Word for word, set down every record that appears below.
*** DATASET EXTRACT ***
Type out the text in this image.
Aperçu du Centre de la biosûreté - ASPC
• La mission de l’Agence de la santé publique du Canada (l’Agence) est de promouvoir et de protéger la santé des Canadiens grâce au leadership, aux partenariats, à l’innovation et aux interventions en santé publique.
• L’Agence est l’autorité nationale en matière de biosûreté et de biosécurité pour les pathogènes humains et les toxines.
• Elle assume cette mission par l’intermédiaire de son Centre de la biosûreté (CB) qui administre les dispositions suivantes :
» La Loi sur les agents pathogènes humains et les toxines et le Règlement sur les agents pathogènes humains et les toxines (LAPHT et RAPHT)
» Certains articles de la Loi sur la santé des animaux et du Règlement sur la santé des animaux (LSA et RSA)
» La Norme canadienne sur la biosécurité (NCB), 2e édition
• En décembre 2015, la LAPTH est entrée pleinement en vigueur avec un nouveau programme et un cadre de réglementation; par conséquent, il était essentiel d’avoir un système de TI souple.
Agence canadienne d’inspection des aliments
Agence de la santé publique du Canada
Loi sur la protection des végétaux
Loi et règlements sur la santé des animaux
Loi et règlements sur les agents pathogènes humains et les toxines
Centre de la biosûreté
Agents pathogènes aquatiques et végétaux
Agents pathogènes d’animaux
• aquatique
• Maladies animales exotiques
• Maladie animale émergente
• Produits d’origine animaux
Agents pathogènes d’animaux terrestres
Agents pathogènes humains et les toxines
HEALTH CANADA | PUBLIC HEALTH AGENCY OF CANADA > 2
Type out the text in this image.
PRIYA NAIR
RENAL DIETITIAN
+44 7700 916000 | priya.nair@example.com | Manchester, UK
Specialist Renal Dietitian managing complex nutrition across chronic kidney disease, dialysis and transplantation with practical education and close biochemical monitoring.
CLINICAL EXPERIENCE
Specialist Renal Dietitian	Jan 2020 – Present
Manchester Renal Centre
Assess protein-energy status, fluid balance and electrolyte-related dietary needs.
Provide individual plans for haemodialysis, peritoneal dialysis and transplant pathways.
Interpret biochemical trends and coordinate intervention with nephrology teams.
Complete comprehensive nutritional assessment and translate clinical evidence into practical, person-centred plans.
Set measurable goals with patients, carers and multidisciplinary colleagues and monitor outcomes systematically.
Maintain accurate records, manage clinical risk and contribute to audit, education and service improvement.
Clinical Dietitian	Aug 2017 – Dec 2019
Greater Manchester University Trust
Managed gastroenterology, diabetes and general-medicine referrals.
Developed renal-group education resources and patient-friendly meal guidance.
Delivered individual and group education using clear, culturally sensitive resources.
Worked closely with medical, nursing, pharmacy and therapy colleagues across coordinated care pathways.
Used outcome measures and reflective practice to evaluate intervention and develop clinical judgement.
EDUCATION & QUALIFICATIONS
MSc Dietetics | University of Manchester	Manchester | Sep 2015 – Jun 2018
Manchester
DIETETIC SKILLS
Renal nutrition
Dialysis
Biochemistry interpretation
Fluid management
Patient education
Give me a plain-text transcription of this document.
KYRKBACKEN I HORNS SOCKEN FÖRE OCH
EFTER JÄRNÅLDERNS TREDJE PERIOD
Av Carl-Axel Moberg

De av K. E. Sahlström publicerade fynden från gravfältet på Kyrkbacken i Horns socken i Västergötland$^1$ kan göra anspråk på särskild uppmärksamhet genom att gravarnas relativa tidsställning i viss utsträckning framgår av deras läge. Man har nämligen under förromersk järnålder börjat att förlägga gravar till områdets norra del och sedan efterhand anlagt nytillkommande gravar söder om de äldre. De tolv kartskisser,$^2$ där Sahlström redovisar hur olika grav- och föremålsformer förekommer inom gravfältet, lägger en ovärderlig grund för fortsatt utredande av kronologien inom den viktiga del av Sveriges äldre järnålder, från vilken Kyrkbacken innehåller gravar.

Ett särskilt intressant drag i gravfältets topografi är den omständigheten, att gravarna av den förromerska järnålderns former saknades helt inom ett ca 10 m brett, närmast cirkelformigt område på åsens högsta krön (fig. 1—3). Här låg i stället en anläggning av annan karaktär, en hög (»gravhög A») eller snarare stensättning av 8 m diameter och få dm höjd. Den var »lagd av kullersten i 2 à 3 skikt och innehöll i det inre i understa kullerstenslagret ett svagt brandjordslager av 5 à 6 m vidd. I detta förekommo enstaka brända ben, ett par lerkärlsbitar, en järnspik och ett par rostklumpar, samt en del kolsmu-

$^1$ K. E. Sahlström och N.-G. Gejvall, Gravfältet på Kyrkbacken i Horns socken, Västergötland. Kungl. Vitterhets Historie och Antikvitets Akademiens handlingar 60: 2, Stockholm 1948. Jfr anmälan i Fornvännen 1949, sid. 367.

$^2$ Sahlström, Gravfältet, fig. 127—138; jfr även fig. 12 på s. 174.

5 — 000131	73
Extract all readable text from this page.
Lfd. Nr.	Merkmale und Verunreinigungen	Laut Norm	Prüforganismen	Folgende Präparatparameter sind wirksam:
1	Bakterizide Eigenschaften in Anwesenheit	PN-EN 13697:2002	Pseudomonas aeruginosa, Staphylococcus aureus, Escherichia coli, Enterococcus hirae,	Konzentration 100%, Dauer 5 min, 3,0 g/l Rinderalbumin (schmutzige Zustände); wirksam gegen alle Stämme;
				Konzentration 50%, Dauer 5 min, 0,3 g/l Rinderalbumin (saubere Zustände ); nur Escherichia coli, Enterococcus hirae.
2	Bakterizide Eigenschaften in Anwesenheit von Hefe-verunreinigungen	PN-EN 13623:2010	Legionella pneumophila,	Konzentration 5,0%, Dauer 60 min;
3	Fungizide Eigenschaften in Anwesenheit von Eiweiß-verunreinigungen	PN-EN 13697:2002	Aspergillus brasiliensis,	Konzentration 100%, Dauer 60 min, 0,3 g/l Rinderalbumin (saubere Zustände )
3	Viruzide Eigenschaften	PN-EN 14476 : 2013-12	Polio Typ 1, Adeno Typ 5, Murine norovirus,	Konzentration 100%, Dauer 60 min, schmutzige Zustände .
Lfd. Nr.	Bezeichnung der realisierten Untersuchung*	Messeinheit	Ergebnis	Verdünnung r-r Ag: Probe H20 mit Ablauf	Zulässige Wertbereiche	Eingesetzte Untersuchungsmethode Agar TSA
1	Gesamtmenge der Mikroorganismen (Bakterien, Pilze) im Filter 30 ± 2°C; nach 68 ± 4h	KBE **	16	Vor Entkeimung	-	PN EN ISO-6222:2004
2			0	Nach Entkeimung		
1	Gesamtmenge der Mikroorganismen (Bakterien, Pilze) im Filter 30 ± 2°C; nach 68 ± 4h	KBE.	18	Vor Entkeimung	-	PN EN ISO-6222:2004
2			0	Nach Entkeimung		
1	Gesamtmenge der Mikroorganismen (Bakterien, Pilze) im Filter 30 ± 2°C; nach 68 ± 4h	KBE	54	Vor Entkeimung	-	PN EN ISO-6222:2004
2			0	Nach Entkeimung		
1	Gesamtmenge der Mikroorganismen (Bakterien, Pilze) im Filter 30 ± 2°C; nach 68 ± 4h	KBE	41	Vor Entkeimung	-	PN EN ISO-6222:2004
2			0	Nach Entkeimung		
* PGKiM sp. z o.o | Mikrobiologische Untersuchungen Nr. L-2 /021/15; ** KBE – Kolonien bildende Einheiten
*** End of DATASET EXTRACT ***
[RESPONSE AREA]
Type out the text in this image.
Aperçu du Centre de la biosûreté - ASPC
• La mission de l’Agence de la santé publique du Canada (l’Agence) est de promouvoir et de protéger la santé des Canadiens grâce au leadership, aux partenariats, à l’innovation et aux interventions en santé publique.
• L’Agence est l’autorité nationale en matière de biosûreté et de biosécurité pour les pathogènes humains et les toxines.
• Elle assume cette mission par l’intermédiaire de son Centre de la biosûreté (CB) qui administre les dispositions suivantes :
» La Loi sur les agents pathogènes humains et les toxines et le Règlement sur les agents pathogènes humains et les toxines (LAPHT et RAPHT)
» Certains articles de la Loi sur la santé des animaux et du Règlement sur la santé des animaux (LSA et RSA)
» La Norme canadienne sur la biosécurité (NCB), 2e édition
• En décembre 2015, la LAPTH est entrée pleinement en vigueur avec un nouveau programme et un cadre de réglementation; par conséquent, il était essentiel d’avoir un système de TI souple.
Agence canadienne d’inspection des aliments
Agence de la santé publique du Canada
Loi sur la protection des végétaux
Loi et règlements sur la santé des animaux
Loi et règlements sur les agents pathogènes humains et les toxines
Centre de la biosûreté
Agents pathogènes aquatiques et végétaux
Agents pathogènes d’animaux
• aquatique
• Maladies animales exotiques
• Maladie animale émergente
• Produits d’origine animaux
Agents pathogènes d’animaux terrestres
Agents pathogènes humains et les toxines
HEALTH CANADA | PUBLIC HEALTH AGENCY OF CANADA > 2
Type out the text in this image.
PRIYA NAIR
RENAL DIETITIAN
+44 7700 916000 | priya.nair@example.com | Manchester, UK
Specialist Renal Dietitian managing complex nutrition across chronic kidney disease, dialysis and transplantation with practical education and close biochemical monitoring.
CLINICAL EXPERIENCE
Specialist Renal Dietitian	Jan 2020 – Present
Manchester Renal Centre
Assess protein-energy status, fluid balance and electrolyte-related dietary needs.
Provide individual plans for haemodialysis, peritoneal dialysis and transplant pathways.
Interpret biochemical trends and coordinate intervention with nephrology teams.
Complete comprehensive nutritional assessment and translate clinical evidence into practical, person-centred plans.
Set measurable goals with patients, carers and multidisciplinary colleagues and monitor outcomes systematically.
Maintain accurate records, manage clinical risk and contribute to audit, education and service improvement.
Clinical Dietitian	Aug 2017 – Dec 2019
Greater Manchester University Trust
Managed gastroenterology, diabetes and general-medicine referrals.
Developed renal-group education resources and patient-friendly meal guidance.
Delivered individual and group education using clear, culturally sensitive resources.
Worked closely with medical, nursing, pharmacy and therapy colleagues across coordinated care pathways.
Used outcome measures and reflective practice to evaluate intervention and develop clinical judgement.
EDUCATION & QUALIFICATIONS
MSc Dietetics | University of Manchester	Manchester | Sep 2015 – Jun 2018
Manchester
DIETETIC SKILLS
Renal nutrition
Dialysis
Biochemistry interpretation
Fluid management
Patient education
Give me a plain-text transcription of this document.
KYRKBACKEN I HORNS SOCKEN FÖRE OCH
EFTER JÄRNÅLDERNS TREDJE PERIOD
Av Carl-Axel Moberg

De av K. E. Sahlström publicerade fynden från gravfältet på Kyrkbacken i Horns socken i Västergötland$^1$ kan göra anspråk på särskild uppmärksamhet genom att gravarnas relativa tidsställning i viss utsträckning framgår av deras läge. Man har nämligen under förromersk järnålder börjat att förlägga gravar till områdets norra del och sedan efterhand anlagt nytillkommande gravar söder om de äldre. De tolv kartskisser,$^2$ där Sahlström redovisar hur olika grav- och föremålsformer förekommer inom gravfältet, lägger en ovärderlig grund för fortsatt utredande av kronologien inom den viktiga del av Sveriges äldre järnålder, från vilken Kyrkbacken innehåller gravar.

Ett särskilt intressant drag i gravfältets topografi är den omständigheten, att gravarna av den förromerska järnålderns former saknades helt inom ett ca 10 m brett, närmast cirkelformigt område på åsens högsta krön (fig. 1—3). Här låg i stället en anläggning av annan karaktär, en hög (»gravhög A») eller snarare stensättning av 8 m diameter och få dm höjd. Den var »lagd av kullersten i 2 à 3 skikt och innehöll i det inre i understa kullerstenslagret ett svagt brandjordslager av 5 à 6 m vidd. I detta förekommo enstaka brända ben, ett par lerkärlsbitar, en järnspik och ett par rostklumpar, samt en del kolsmu-

$^1$ K. E. Sahlström och N.-G. Gejvall, Gravfältet på Kyrkbacken i Horns socken, Västergötland. Kungl. Vitterhets Historie och Antikvitets Akademiens handlingar 60: 2, Stockholm 1948. Jfr anmälan i Fornvännen 1949, sid. 367.

$^2$ Sahlström, Gravfältet, fig. 127—138; jfr även fig. 12 på s. 174.

5 — 000131	73
Extract all readable text from this page.
Lfd. Nr.	Merkmale und Verunreinigungen	Laut Norm	Prüforganismen	Folgende Präparatparameter sind wirksam:
1	Bakterizide Eigenschaften in Anwesenheit	PN-EN 13697:2002	Pseudomonas aeruginosa, Staphylococcus aureus, Escherichia coli, Enterococcus hirae,	Konzentration 100%, Dauer 5 min, 3,0 g/l Rinderalbumin (schmutzige Zustände); wirksam gegen alle Stämme;
				Konzentration 50%, Dauer 5 min, 0,3 g/l Rinderalbumin (saubere Zustände ); nur Escherichia coli, Enterococcus hirae.
2	Bakterizide Eigenschaften in Anwesenheit von Hefe-verunreinigungen	PN-EN 13623:2010	Legionella pneumophila,	Konzentration 5,0%, Dauer 60 min;
3	Fungizide Eigenschaften in Anwesenheit von Eiweiß-verunreinigungen	PN-EN 13697:2002	Aspergillus brasiliensis,	Konzentration 100%, Dauer 60 min, 0,3 g/l Rinderalbumin (saubere Zustände )
3	Viruzide Eigenschaften	PN-EN 14476 : 2013-12	Polio Typ 1, Adeno Typ 5, Murine norovirus,	Konzentration 100%, Dauer 60 min, schmutzige Zustände .
Lfd. Nr.	Bezeichnung der realisierten Untersuchung*	Messeinheit	Ergebnis	Verdünnung r-r Ag: Probe H20 mit Ablauf	Zulässige Wertbereiche	Eingesetzte Untersuchungsmethode Agar TSA
1	Gesamtmenge der Mikroorganismen (Bakterien, Pilze) im Filter 30 ± 2°C; nach 68 ± 4h	KBE **	16	Vor Entkeimung	-	PN EN ISO-6222:2004
2			0	Nach Entkeimung		
1	Gesamtmenge der Mikroorganismen (Bakterien, Pilze) im Filter 30 ± 2°C; nach 68 ± 4h	KBE.	18	Vor Entkeimung	-	PN EN ISO-6222:2004
2			0	Nach Entkeimung		
1	Gesamtmenge der Mikroorganismen (Bakterien, Pilze) im Filter 30 ± 2°C; nach 68 ± 4h	KBE	54	Vor Entkeimung	-	PN EN ISO-6222:2004
2			0	Nach Entkeimung		
1	Gesamtmenge der Mikroorganismen (Bakterien, Pilze) im Filter 30 ± 2°C; nach 68 ± 4h	KBE	41	Vor Entkeimung	-	PN EN ISO-6222:2004
2			0	Nach Entkeimung		
* PGKiM sp. z o.o | Mikrobiologische Untersuchungen Nr. L-2 /021/15; ** KBE – Kolonien bildende Einheiten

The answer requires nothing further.